## begin RECORDS

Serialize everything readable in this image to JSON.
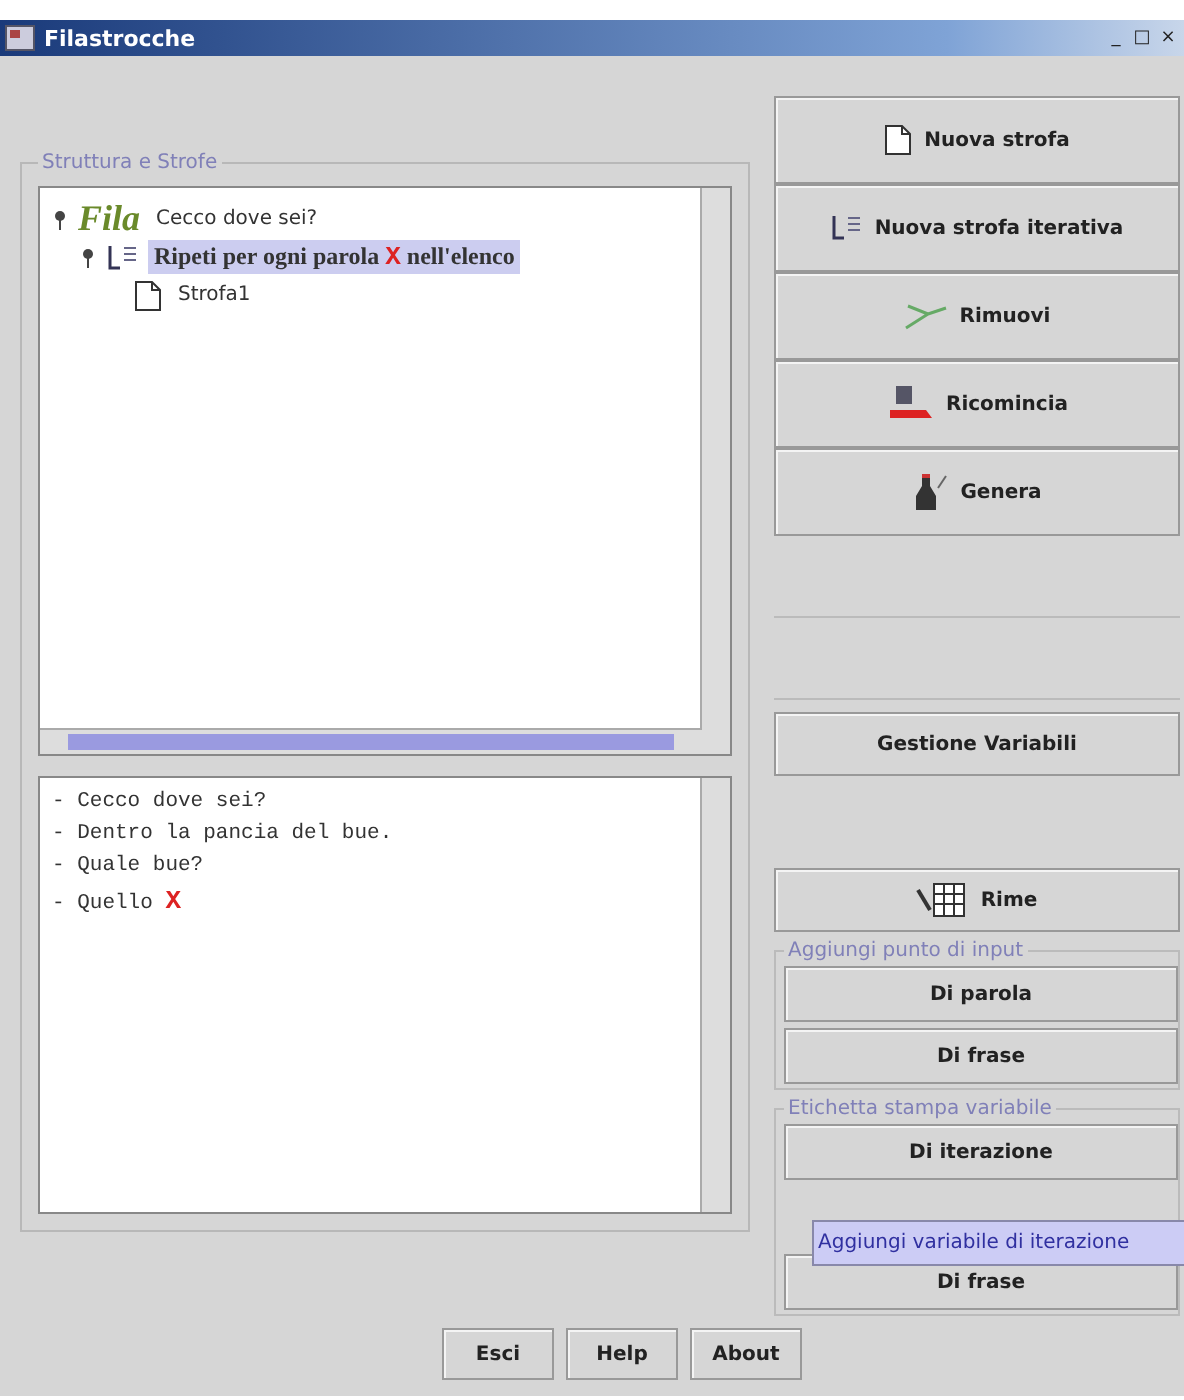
{
  "window": {
    "title": "Filastrocche",
    "controls": [
      "_",
      "□",
      "×"
    ]
  },
  "structure": {
    "title": "Struttura e Strofe",
    "tree": [
      {
        "logo": "Fila",
        "label": "Cecco dove sei?",
        "selected": false,
        "expanded": true,
        "kind": "poem",
        "children": [
          {
            "parts": [
              {
                "text": "Ripeti per ogni parola ",
                "variable": false
              },
              {
                "text": "X",
                "variable": true
              },
              {
                "text": " nell'elenco",
                "variable": false
              }
            ],
            "selected": true,
            "expanded": true,
            "kind": "loop",
            "children": [
              {
                "label": "Strofa1",
                "selected": false,
                "kind": "stanza"
              }
            ]
          }
        ]
      }
    ]
  },
  "text_area": {
    "lines": [
      [
        {
          "text": "- Cecco dove sei?",
          "variable": false
        }
      ],
      [
        {
          "text": "- Dentro la pancia del bue.",
          "variable": false
        }
      ],
      [
        {
          "text": "- Quale bue?",
          "variable": false
        }
      ],
      [
        {
          "text": "- Quello ",
          "variable": false
        },
        {
          "text": "X",
          "variable": true
        }
      ]
    ]
  },
  "actions": [
    {
      "label": "Nuova strofa",
      "kind": "page"
    },
    {
      "label": "Nuova strofa iterativa",
      "kind": "loop"
    },
    {
      "label": "Rimuovi",
      "kind": "scissors"
    },
    {
      "label": "Ricomincia",
      "kind": "eraser"
    },
    {
      "label": "Genera",
      "kind": "bottle"
    }
  ],
  "variables_button": "Gestione Variabili",
  "rhymes_button": "Rime",
  "input_group": {
    "title": "Aggiungi punto di input",
    "buttons": [
      "Di parola",
      "Di frase"
    ]
  },
  "print_group": {
    "title": "Etichetta stampa variabile",
    "buttons": [
      "Di iterazione",
      "Di frase"
    ]
  },
  "tooltip": "Aggiungi variabile di iterazione",
  "footer_buttons": [
    "Esci",
    "Help",
    "About"
  ]
}
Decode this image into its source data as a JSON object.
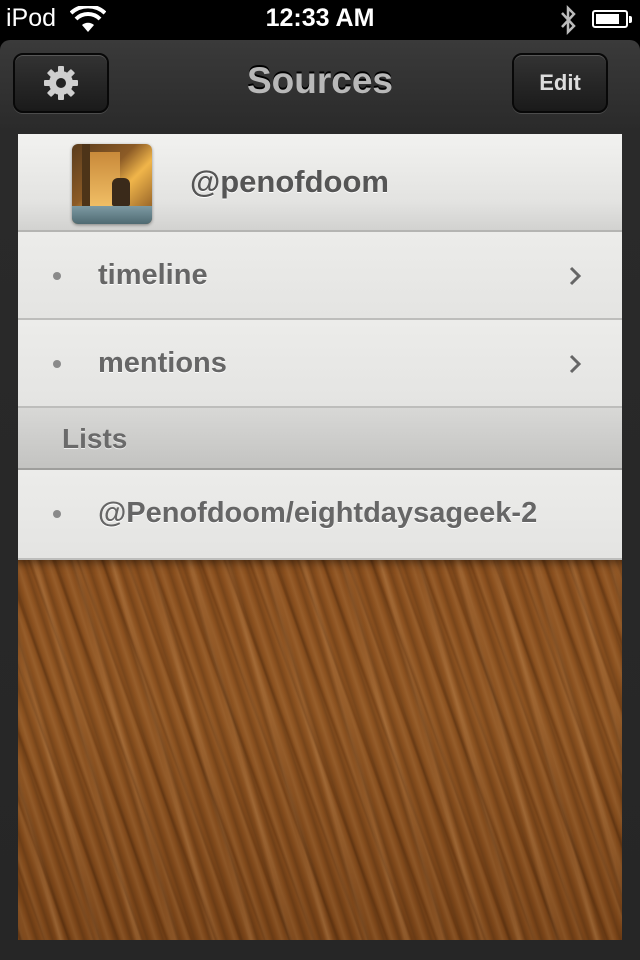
{
  "status_bar": {
    "carrier": "iPod",
    "time": "12:33 AM",
    "battery_level": 0.8
  },
  "navbar": {
    "title": "Sources",
    "edit_label": "Edit",
    "settings_icon": "gear-icon"
  },
  "account": {
    "name": "@penofdoom"
  },
  "rows": [
    {
      "label": "timeline",
      "has_chevron": true
    },
    {
      "label": "mentions",
      "has_chevron": true
    }
  ],
  "lists_section": {
    "title": "Lists",
    "items": [
      {
        "label": "@Penofdoom/eightdaysageek-2"
      }
    ]
  },
  "colors": {
    "status_bar_bg": "#000000",
    "nav_bg": "#2a2a2a",
    "row_bg": "#e8e8e6",
    "text": "#666666",
    "wood": "#8a4f1e"
  }
}
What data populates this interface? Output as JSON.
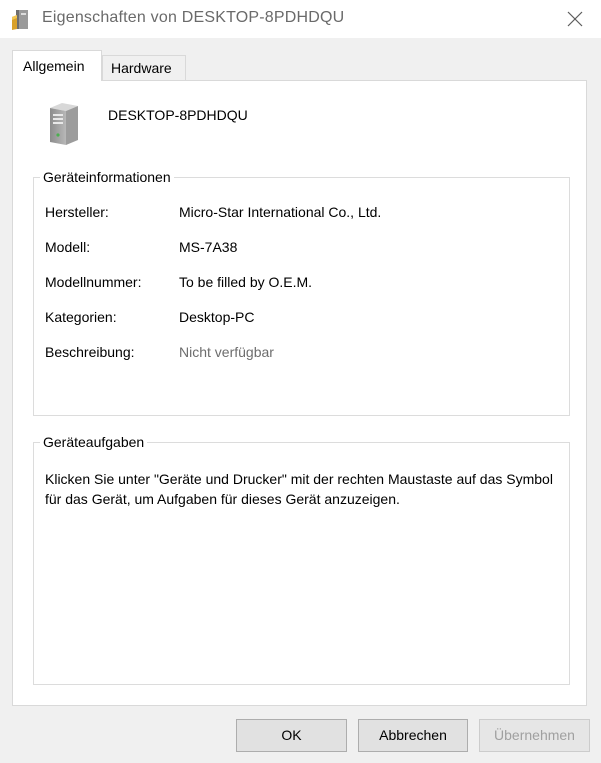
{
  "window": {
    "title": "Eigenschaften von DESKTOP-8PDHDQU",
    "icon": "properties-icon",
    "close_icon": "close-icon"
  },
  "tabs": [
    {
      "label": "Allgemein",
      "active": true
    },
    {
      "label": "Hardware",
      "active": false
    }
  ],
  "device": {
    "icon": "computer-tower-icon",
    "name": "DESKTOP-8PDHDQU"
  },
  "device_info": {
    "group_title": "Geräteinformationen",
    "rows": [
      {
        "label": "Hersteller:",
        "value": "Micro-Star International Co., Ltd."
      },
      {
        "label": "Modell:",
        "value": "MS-7A38"
      },
      {
        "label": "Modellnummer:",
        "value": "To be filled by O.E.M."
      },
      {
        "label": "Kategorien:",
        "value": "Desktop-PC"
      },
      {
        "label": "Beschreibung:",
        "value": "Nicht verfügbar"
      }
    ]
  },
  "device_tasks": {
    "group_title": "Geräteaufgaben",
    "text": "Klicken Sie unter \"Geräte und Drucker\" mit der rechten Maustaste auf das Symbol für das Gerät, um Aufgaben für dieses Gerät anzuzeigen."
  },
  "buttons": {
    "ok": "OK",
    "cancel": "Abbrechen",
    "apply": "Übernehmen"
  },
  "colors": {
    "window_bg": "#f0f0f0",
    "panel_bg": "#ffffff",
    "muted_text": "#6d6d6d",
    "disabled_text": "#a0a0a0"
  }
}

## end RECORDS

[GIVEN REQUEST]
Restate the whole listing above exactly, please, omitting every image.

[REPLY TO THE TASK]
Serialize everything readable in this image to JSON.
{
  "window": {
    "title": "Filastrocche",
    "controls": [
      "_",
      "□",
      "×"
    ]
  },
  "structure": {
    "title": "Struttura e Strofe",
    "tree": [
      {
        "logo": "Fila",
        "label": "Cecco dove sei?",
        "selected": false,
        "expanded": true,
        "kind": "poem",
        "children": [
          {
            "parts": [
              {
                "text": "Ripeti per ogni parola ",
                "variable": false
              },
              {
                "text": "X",
                "variable": true
              },
              {
                "text": " nell'elenco",
                "variable": false
              }
            ],
            "selected": true,
            "expanded": true,
            "kind": "loop",
            "children": [
              {
                "label": "Strofa1",
                "selected": false,
                "kind": "stanza"
              }
            ]
          }
        ]
      }
    ]
  },
  "text_area": {
    "lines": [
      [
        {
          "text": "- Cecco dove sei?",
          "variable": false
        }
      ],
      [
        {
          "text": "- Dentro la pancia del bue.",
          "variable": false
        }
      ],
      [
        {
          "text": "- Quale bue?",
          "variable": false
        }
      ],
      [
        {
          "text": "- Quello ",
          "variable": false
        },
        {
          "text": "X",
          "variable": true
        }
      ]
    ]
  },
  "actions": [
    {
      "label": "Nuova strofa",
      "kind": "page"
    },
    {
      "label": "Nuova strofa iterativa",
      "kind": "loop"
    },
    {
      "label": "Rimuovi",
      "kind": "scissors"
    },
    {
      "label": "Ricomincia",
      "kind": "eraser"
    },
    {
      "label": "Genera",
      "kind": "bottle"
    }
  ],
  "variables_button": "Gestione Variabili",
  "rhymes_button": "Rime",
  "input_group": {
    "title": "Aggiungi punto di input",
    "buttons": [
      "Di parola",
      "Di frase"
    ]
  },
  "print_group": {
    "title": "Etichetta stampa variabile",
    "buttons": [
      "Di iterazione",
      "Di frase"
    ]
  },
  "tooltip": "Aggiungi variabile di iterazione",
  "footer_buttons": [
    "Esci",
    "Help",
    "About"
  ]
}
Decode this image into its source data as a JSON object.
{
  "status_bar": {
    "carrier": "iPod",
    "time": "12:33 AM",
    "battery_level": 0.8
  },
  "navbar": {
    "title": "Sources",
    "edit_label": "Edit",
    "settings_icon": "gear-icon"
  },
  "account": {
    "name": "@penofdoom"
  },
  "rows": [
    {
      "label": "timeline",
      "has_chevron": true
    },
    {
      "label": "mentions",
      "has_chevron": true
    }
  ],
  "lists_section": {
    "title": "Lists",
    "items": [
      {
        "label": "@Penofdoom/eightdaysageek-2"
      }
    ]
  },
  "colors": {
    "status_bar_bg": "#000000",
    "nav_bg": "#2a2a2a",
    "row_bg": "#e8e8e6",
    "text": "#666666",
    "wood": "#8a4f1e"
  }
}
What data populates this interface? Output as JSON.
{
  "window": {
    "title": "Eigenschaften von DESKTOP-8PDHDQU",
    "icon": "properties-icon",
    "close_icon": "close-icon"
  },
  "tabs": [
    {
      "label": "Allgemein",
      "active": true
    },
    {
      "label": "Hardware",
      "active": false
    }
  ],
  "device": {
    "icon": "computer-tower-icon",
    "name": "DESKTOP-8PDHDQU"
  },
  "device_info": {
    "group_title": "Geräteinformationen",
    "rows": [
      {
        "label": "Hersteller:",
        "value": "Micro-Star International Co., Ltd."
      },
      {
        "label": "Modell:",
        "value": "MS-7A38"
      },
      {
        "label": "Modellnummer:",
        "value": "To be filled by O.E.M."
      },
      {
        "label": "Kategorien:",
        "value": "Desktop-PC"
      },
      {
        "label": "Beschreibung:",
        "value": "Nicht verfügbar"
      }
    ]
  },
  "device_tasks": {
    "group_title": "Geräteaufgaben",
    "text": "Klicken Sie unter \"Geräte und Drucker\" mit der rechten Maustaste auf das Symbol für das Gerät, um Aufgaben für dieses Gerät anzuzeigen."
  },
  "buttons": {
    "ok": "OK",
    "cancel": "Abbrechen",
    "apply": "Übernehmen"
  },
  "colors": {
    "window_bg": "#f0f0f0",
    "panel_bg": "#ffffff",
    "muted_text": "#6d6d6d",
    "disabled_text": "#a0a0a0"
  }
}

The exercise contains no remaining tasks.